Copy the rows from the line containing "For every button, label, input, icon, or" down to the line containing "chevron-down-icon (825, 486, 837, 498)", with both of those lines included, and reproduce each one verbatim. Omit the pictures.

-- LISTING --
══════
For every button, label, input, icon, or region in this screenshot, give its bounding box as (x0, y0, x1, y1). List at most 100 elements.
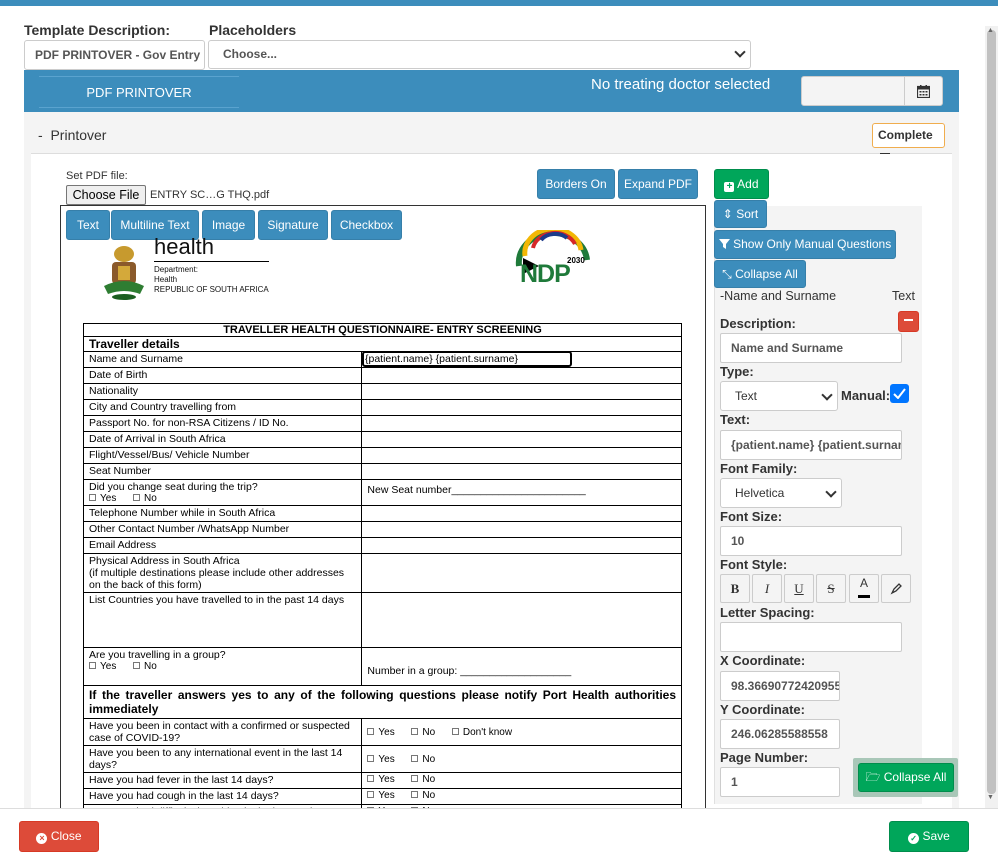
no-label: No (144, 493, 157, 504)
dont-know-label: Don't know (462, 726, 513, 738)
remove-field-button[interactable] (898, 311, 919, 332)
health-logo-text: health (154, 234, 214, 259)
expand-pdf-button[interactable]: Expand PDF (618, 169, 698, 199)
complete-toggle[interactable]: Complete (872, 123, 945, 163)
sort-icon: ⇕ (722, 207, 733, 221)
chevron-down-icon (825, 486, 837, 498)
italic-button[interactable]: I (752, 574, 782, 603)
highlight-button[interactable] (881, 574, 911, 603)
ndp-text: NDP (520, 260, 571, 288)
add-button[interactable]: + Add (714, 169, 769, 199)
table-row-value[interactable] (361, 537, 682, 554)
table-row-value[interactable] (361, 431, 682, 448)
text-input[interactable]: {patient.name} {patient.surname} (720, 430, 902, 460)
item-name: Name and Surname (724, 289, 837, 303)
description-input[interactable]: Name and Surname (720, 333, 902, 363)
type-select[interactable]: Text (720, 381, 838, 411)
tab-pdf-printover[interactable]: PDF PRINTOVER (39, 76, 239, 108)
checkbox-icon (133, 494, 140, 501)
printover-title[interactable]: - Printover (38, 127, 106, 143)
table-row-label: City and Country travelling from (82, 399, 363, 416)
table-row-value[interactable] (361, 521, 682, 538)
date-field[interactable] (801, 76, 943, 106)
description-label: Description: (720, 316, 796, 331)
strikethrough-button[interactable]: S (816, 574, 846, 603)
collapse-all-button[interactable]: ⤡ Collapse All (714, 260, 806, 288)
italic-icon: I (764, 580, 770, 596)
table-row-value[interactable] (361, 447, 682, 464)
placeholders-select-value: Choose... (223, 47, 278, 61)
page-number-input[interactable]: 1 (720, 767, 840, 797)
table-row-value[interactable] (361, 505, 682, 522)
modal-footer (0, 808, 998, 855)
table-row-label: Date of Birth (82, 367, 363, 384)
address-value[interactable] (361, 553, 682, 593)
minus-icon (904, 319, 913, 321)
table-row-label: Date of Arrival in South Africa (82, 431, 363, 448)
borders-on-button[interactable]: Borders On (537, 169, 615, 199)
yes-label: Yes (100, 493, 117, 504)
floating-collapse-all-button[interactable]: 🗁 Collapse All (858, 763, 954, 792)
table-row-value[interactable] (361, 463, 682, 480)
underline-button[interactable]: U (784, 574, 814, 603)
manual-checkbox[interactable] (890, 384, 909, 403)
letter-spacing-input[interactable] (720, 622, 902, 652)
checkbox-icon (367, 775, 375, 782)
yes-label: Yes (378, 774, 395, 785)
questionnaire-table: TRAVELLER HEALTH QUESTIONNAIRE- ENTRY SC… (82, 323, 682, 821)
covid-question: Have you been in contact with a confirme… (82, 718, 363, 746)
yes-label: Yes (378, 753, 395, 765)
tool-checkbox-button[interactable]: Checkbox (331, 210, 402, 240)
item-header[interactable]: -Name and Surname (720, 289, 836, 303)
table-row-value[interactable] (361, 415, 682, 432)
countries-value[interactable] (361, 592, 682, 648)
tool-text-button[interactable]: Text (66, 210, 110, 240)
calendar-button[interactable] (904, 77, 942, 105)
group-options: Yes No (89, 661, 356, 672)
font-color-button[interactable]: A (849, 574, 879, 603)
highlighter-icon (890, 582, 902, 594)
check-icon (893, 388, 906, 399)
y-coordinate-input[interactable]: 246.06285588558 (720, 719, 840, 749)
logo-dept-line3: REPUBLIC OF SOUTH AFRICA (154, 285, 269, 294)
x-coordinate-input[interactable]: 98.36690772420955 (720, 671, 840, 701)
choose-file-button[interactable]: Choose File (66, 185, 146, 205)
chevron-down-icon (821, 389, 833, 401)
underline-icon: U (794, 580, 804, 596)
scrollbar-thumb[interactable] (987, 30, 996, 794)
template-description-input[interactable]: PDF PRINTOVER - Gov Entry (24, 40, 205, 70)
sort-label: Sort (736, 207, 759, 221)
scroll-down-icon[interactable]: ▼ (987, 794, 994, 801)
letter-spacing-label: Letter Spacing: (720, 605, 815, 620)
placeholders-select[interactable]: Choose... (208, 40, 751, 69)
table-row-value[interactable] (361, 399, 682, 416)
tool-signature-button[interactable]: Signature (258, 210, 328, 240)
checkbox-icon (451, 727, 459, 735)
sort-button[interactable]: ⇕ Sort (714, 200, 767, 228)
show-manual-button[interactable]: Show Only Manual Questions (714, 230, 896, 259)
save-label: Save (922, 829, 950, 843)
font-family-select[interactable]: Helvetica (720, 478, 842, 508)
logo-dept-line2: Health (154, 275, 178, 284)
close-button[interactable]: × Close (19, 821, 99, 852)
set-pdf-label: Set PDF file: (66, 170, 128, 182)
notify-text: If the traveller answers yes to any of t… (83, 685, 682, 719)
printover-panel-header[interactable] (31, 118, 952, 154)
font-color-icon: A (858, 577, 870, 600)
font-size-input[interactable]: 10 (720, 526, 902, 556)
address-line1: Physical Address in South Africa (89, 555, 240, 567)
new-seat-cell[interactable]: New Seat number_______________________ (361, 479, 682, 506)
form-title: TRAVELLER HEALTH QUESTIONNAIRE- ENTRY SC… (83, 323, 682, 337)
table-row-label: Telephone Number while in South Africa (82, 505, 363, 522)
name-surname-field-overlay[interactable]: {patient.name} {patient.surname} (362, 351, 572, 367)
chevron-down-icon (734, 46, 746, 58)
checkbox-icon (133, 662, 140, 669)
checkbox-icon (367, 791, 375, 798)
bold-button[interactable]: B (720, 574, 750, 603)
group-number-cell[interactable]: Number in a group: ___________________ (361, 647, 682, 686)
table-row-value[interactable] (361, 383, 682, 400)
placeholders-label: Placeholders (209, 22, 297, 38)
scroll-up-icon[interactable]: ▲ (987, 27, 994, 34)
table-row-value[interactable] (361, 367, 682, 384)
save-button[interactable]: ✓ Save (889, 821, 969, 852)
══════
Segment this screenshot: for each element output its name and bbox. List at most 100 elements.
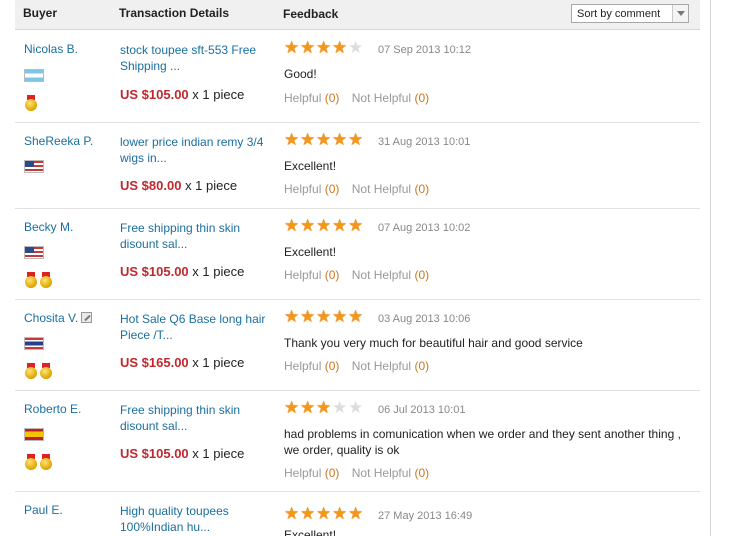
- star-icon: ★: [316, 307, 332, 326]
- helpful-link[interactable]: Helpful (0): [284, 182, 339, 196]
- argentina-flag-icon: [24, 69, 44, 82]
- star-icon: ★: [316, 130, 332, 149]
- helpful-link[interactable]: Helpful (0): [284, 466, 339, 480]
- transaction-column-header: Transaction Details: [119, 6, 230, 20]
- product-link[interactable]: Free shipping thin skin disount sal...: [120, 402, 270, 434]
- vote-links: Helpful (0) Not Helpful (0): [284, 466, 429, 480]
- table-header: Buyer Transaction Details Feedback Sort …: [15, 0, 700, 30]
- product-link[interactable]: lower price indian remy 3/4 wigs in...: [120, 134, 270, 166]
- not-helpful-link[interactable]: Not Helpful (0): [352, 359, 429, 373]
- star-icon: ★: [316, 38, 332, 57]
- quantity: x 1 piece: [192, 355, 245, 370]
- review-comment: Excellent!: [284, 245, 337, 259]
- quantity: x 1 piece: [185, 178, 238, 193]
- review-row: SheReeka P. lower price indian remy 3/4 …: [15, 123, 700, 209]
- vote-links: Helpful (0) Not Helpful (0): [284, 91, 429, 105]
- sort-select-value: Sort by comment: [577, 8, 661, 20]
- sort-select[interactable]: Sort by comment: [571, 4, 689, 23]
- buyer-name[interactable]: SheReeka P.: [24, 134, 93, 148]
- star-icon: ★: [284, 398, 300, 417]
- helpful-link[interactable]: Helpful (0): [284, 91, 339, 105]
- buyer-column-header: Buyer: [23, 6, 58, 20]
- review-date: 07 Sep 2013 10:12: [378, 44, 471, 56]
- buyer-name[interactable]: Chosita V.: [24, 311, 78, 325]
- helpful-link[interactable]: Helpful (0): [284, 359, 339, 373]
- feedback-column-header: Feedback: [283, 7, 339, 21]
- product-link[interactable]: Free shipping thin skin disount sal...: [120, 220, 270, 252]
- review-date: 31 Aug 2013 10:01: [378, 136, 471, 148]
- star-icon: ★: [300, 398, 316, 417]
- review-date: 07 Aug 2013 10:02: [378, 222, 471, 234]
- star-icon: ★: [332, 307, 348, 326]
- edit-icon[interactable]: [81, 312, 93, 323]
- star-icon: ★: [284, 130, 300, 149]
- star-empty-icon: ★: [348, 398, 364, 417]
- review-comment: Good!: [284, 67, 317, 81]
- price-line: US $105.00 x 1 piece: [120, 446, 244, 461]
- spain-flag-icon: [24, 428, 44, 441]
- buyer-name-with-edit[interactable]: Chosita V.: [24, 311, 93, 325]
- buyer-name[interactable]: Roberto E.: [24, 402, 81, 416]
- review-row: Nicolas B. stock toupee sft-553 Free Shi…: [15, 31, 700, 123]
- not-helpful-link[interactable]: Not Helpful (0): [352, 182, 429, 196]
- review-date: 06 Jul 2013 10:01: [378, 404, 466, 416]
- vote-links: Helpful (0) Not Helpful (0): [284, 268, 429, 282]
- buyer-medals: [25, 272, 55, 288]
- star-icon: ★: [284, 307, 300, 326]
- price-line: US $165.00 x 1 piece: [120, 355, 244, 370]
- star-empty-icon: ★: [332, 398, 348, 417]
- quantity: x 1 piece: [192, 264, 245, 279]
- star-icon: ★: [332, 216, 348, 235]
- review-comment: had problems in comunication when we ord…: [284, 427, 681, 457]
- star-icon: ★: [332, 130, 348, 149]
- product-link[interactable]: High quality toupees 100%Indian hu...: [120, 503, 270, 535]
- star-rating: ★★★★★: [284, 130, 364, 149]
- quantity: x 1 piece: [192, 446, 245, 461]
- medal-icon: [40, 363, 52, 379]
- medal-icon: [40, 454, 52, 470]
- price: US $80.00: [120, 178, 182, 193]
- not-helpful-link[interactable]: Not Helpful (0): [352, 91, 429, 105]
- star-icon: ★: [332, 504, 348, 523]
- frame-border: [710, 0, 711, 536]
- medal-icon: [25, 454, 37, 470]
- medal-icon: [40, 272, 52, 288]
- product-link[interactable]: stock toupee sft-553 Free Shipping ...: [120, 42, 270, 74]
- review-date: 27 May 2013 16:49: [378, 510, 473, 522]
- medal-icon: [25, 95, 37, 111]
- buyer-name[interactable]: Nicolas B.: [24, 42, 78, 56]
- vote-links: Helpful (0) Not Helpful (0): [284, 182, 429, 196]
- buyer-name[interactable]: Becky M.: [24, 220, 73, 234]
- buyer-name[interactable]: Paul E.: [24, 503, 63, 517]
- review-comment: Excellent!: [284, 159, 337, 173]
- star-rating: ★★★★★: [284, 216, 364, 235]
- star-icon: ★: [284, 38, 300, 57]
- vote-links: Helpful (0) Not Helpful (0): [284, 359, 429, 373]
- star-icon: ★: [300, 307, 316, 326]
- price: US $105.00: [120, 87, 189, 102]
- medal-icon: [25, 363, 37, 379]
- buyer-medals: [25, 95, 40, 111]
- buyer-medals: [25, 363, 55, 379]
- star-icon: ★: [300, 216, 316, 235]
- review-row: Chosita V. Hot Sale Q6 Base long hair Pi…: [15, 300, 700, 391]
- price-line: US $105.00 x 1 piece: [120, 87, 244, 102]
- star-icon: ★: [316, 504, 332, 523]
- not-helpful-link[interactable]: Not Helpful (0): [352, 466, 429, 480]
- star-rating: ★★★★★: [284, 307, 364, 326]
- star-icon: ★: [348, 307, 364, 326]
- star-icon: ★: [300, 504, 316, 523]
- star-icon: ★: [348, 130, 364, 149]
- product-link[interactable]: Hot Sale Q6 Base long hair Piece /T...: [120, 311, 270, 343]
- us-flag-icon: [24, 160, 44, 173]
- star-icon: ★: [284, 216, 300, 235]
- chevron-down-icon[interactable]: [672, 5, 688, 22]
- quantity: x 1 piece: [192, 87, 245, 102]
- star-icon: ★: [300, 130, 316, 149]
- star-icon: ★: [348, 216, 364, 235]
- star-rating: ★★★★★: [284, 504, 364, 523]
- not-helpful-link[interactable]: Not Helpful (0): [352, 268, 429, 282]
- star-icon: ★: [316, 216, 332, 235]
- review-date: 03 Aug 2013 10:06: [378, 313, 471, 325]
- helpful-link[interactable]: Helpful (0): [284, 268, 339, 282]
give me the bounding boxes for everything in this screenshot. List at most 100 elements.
══════
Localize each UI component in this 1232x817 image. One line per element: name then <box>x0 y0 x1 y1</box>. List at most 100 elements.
══════
-- TASK OUTPUT --
For every button, label, input, icon, or region in this screenshot, give its bounding box as (x0, y0, x1, y1). List at most 100 elements.
no-label: No (144, 493, 157, 504)
dont-know-label: Don't know (462, 726, 513, 738)
remove-field-button[interactable] (898, 311, 919, 332)
health-logo-text: health (154, 234, 214, 259)
expand-pdf-button[interactable]: Expand PDF (618, 169, 698, 199)
complete-toggle[interactable]: Complete (872, 123, 945, 163)
sort-icon: ⇕ (722, 207, 733, 221)
chevron-down-icon (825, 486, 837, 498)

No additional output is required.